Work to complete: Write out all the data again, exactly as it stands.

(Figure data in JSON)

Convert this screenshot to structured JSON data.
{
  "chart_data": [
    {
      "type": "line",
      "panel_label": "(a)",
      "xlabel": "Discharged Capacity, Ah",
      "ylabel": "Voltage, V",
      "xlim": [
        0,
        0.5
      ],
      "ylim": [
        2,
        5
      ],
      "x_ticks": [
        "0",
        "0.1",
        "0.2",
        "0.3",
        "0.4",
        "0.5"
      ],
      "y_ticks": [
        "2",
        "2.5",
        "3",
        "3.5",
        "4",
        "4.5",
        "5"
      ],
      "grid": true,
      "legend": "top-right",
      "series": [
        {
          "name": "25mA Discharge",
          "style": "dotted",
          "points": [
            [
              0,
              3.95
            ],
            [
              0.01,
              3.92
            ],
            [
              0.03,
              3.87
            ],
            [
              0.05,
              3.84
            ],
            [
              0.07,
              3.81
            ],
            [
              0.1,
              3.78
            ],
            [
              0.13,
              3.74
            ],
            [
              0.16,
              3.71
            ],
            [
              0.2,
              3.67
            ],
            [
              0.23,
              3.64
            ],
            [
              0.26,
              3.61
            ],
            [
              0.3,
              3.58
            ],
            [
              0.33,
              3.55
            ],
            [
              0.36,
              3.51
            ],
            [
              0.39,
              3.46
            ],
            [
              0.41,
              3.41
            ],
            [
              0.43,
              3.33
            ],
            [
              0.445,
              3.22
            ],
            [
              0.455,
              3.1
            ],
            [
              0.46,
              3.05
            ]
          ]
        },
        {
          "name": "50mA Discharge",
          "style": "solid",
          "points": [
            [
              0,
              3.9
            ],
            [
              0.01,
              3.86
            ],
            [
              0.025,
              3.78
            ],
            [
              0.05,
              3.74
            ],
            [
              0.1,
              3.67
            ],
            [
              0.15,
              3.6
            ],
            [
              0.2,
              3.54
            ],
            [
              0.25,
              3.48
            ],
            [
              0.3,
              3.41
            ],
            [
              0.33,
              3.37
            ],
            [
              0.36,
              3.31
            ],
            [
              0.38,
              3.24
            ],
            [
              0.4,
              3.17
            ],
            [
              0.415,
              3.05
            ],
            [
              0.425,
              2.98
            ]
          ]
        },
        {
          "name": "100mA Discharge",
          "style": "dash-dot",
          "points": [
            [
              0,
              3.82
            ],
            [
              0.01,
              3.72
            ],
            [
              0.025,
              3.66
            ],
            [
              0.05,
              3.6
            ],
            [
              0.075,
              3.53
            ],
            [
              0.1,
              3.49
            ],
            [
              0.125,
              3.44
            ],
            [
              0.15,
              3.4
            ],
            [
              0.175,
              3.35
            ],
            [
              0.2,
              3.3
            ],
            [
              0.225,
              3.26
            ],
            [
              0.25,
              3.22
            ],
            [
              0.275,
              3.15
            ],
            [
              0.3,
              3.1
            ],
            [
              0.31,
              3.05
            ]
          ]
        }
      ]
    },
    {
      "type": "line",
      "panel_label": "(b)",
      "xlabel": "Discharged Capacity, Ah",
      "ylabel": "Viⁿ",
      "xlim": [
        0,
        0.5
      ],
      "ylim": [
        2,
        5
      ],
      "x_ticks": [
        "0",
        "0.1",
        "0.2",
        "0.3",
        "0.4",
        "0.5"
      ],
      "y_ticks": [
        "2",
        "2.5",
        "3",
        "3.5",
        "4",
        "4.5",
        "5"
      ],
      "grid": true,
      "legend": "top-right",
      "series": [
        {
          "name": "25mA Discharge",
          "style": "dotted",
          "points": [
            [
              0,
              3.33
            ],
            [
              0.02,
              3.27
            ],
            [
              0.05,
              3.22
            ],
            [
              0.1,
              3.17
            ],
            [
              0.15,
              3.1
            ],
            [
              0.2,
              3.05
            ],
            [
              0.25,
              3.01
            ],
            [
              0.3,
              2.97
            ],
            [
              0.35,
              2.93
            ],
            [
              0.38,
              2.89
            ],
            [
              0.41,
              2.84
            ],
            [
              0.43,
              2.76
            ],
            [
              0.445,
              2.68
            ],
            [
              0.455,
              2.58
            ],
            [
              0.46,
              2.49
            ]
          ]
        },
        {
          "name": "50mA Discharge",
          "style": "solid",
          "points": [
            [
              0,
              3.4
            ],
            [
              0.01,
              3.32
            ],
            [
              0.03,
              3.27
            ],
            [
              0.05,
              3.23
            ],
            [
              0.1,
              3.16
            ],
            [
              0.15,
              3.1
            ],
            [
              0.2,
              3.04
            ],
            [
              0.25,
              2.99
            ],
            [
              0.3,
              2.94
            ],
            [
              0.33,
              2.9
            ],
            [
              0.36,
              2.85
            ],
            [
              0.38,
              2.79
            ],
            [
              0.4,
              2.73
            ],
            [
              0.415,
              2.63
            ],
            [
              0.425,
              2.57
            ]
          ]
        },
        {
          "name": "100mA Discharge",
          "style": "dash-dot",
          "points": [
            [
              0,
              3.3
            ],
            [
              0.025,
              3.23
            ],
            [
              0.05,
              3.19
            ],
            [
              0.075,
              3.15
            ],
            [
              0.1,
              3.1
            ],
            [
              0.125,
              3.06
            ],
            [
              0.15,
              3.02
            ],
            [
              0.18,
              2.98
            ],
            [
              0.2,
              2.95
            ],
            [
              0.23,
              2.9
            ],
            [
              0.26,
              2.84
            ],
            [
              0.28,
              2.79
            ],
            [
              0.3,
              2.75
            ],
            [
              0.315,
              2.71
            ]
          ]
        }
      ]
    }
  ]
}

Solution for this task:
Convert this screenshot to structured JSON data.
{
  "chart_data": [
    {
      "type": "line",
      "panel_label": "(a)",
      "xlabel": "Discharged Capacity, Ah",
      "ylabel": "Voltage, V",
      "xlim": [
        0,
        0.5
      ],
      "ylim": [
        2,
        5
      ],
      "x_ticks": [
        "0",
        "0.1",
        "0.2",
        "0.3",
        "0.4",
        "0.5"
      ],
      "y_ticks": [
        "2",
        "2.5",
        "3",
        "3.5",
        "4",
        "4.5",
        "5"
      ],
      "grid": true,
      "legend": "top-right",
      "series": [
        {
          "name": "25mA Discharge",
          "style": "dotted",
          "points": [
            [
              0,
              3.95
            ],
            [
              0.01,
              3.92
            ],
            [
              0.03,
              3.87
            ],
            [
              0.05,
              3.84
            ],
            [
              0.07,
              3.81
            ],
            [
              0.1,
              3.78
            ],
            [
              0.13,
              3.74
            ],
            [
              0.16,
              3.71
            ],
            [
              0.2,
              3.67
            ],
            [
              0.23,
              3.64
            ],
            [
              0.26,
              3.61
            ],
            [
              0.3,
              3.58
            ],
            [
              0.33,
              3.55
            ],
            [
              0.36,
              3.51
            ],
            [
              0.39,
              3.46
            ],
            [
              0.41,
              3.41
            ],
            [
              0.43,
              3.33
            ],
            [
              0.445,
              3.22
            ],
            [
              0.455,
              3.1
            ],
            [
              0.46,
              3.05
            ]
          ]
        },
        {
          "name": "50mA Discharge",
          "style": "solid",
          "points": [
            [
              0,
              3.9
            ],
            [
              0.01,
              3.86
            ],
            [
              0.025,
              3.78
            ],
            [
              0.05,
              3.74
            ],
            [
              0.1,
              3.67
            ],
            [
              0.15,
              3.6
            ],
            [
              0.2,
              3.54
            ],
            [
              0.25,
              3.48
            ],
            [
              0.3,
              3.41
            ],
            [
              0.33,
              3.37
            ],
            [
              0.36,
              3.31
            ],
            [
              0.38,
              3.24
            ],
            [
              0.4,
              3.17
            ],
            [
              0.415,
              3.05
            ],
            [
              0.425,
              2.98
            ]
          ]
        },
        {
          "name": "100mA Discharge",
          "style": "dash-dot",
          "points": [
            [
              0,
              3.82
            ],
            [
              0.01,
              3.72
            ],
            [
              0.025,
              3.66
            ],
            [
              0.05,
              3.6
            ],
            [
              0.075,
              3.53
            ],
            [
              0.1,
              3.49
            ],
            [
              0.125,
              3.44
            ],
            [
              0.15,
              3.4
            ],
            [
              0.175,
              3.35
            ],
            [
              0.2,
              3.3
            ],
            [
              0.225,
              3.26
            ],
            [
              0.25,
              3.22
            ],
            [
              0.275,
              3.15
            ],
            [
              0.3,
              3.1
            ],
            [
              0.31,
              3.05
            ]
          ]
        }
      ]
    },
    {
      "type": "line",
      "panel_label": "(b)",
      "xlabel": "Discharged Capacity, Ah",
      "ylabel": "Viⁿ",
      "xlim": [
        0,
        0.5
      ],
      "ylim": [
        2,
        5
      ],
      "x_ticks": [
        "0",
        "0.1",
        "0.2",
        "0.3",
        "0.4",
        "0.5"
      ],
      "y_ticks": [
        "2",
        "2.5",
        "3",
        "3.5",
        "4",
        "4.5",
        "5"
      ],
      "grid": true,
      "legend": "top-right",
      "series": [
        {
          "name": "25mA Discharge",
          "style": "dotted",
          "points": [
            [
              0,
              3.33
            ],
            [
              0.02,
              3.27
            ],
            [
              0.05,
              3.22
            ],
            [
              0.1,
              3.17
            ],
            [
              0.15,
              3.1
            ],
            [
              0.2,
              3.05
            ],
            [
              0.25,
              3.01
            ],
            [
              0.3,
              2.97
            ],
            [
              0.35,
              2.93
            ],
            [
              0.38,
              2.89
            ],
            [
              0.41,
              2.84
            ],
            [
              0.43,
              2.76
            ],
            [
              0.445,
              2.68
            ],
            [
              0.455,
              2.58
            ],
            [
              0.46,
              2.49
            ]
          ]
        },
        {
          "name": "50mA Discharge",
          "style": "solid",
          "points": [
            [
              0,
              3.4
            ],
            [
              0.01,
              3.32
            ],
            [
              0.03,
              3.27
            ],
            [
              0.05,
              3.23
            ],
            [
              0.1,
              3.16
            ],
            [
              0.15,
              3.1
            ],
            [
              0.2,
              3.04
            ],
            [
              0.25,
              2.99
            ],
            [
              0.3,
              2.94
            ],
            [
              0.33,
              2.9
            ],
            [
              0.36,
              2.85
            ],
            [
              0.38,
              2.79
            ],
            [
              0.4,
              2.73
            ],
            [
              0.415,
              2.63
            ],
            [
              0.425,
              2.57
            ]
          ]
        },
        {
          "name": "100mA Discharge",
          "style": "dash-dot",
          "points": [
            [
              0,
              3.3
            ],
            [
              0.025,
              3.23
            ],
            [
              0.05,
              3.19
            ],
            [
              0.075,
              3.15
            ],
            [
              0.1,
              3.1
            ],
            [
              0.125,
              3.06
            ],
            [
              0.15,
              3.02
            ],
            [
              0.18,
              2.98
            ],
            [
              0.2,
              2.95
            ],
            [
              0.23,
              2.9
            ],
            [
              0.26,
              2.84
            ],
            [
              0.28,
              2.79
            ],
            [
              0.3,
              2.75
            ],
            [
              0.315,
              2.71
            ]
          ]
        }
      ]
    }
  ]
}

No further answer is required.